**EXERCISE REQUIREMENTS:** Copy each line of the items below that contains the string "两个责任".

Items from a dataset:
>> begin

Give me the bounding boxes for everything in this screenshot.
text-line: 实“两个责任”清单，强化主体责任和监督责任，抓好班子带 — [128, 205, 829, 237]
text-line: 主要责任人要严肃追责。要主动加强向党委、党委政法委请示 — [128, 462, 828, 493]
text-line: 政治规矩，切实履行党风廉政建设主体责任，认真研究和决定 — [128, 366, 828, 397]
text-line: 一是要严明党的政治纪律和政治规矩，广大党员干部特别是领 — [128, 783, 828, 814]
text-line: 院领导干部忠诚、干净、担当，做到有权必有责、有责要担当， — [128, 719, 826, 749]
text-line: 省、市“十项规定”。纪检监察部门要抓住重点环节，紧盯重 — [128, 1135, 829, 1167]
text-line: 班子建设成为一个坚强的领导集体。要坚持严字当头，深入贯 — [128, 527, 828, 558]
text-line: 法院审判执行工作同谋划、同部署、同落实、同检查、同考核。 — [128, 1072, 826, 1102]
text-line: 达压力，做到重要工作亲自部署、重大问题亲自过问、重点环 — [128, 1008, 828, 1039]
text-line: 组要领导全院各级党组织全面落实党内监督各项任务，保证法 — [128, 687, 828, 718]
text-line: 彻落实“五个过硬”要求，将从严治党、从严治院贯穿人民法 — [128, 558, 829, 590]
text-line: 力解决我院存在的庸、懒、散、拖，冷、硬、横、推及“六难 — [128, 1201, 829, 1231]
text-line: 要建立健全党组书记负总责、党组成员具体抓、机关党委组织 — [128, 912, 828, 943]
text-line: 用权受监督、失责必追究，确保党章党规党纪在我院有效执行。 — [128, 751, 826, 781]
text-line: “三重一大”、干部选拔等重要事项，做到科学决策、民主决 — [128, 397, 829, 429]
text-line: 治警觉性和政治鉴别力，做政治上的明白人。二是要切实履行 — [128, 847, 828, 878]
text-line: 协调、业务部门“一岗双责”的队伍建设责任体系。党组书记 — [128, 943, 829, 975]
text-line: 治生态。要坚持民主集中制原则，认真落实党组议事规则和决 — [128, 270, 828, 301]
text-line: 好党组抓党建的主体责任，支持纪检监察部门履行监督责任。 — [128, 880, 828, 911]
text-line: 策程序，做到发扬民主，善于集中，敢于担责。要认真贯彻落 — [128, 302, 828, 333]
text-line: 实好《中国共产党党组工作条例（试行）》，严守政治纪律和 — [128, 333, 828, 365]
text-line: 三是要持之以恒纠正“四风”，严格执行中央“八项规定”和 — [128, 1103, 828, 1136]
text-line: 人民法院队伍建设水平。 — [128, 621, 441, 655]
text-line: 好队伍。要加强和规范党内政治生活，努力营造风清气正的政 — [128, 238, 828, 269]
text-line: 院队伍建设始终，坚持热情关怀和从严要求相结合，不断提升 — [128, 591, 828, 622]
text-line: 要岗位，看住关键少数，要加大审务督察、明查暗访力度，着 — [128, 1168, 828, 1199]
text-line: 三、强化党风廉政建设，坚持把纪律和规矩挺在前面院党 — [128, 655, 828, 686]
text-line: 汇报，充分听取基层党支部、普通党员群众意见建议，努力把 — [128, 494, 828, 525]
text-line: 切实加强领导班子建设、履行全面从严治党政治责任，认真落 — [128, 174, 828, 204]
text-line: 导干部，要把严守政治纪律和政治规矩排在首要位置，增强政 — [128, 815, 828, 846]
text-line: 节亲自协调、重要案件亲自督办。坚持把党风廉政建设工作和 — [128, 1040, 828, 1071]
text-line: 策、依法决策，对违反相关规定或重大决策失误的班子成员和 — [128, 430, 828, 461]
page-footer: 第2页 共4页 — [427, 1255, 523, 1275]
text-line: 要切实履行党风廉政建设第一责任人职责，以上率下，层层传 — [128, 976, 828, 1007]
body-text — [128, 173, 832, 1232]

>> end

**COMPLETE OUTPUT:**
text-line: 实“两个责任”清单，强化主体责任和监督责任，抓好班子带 — [128, 205, 829, 237]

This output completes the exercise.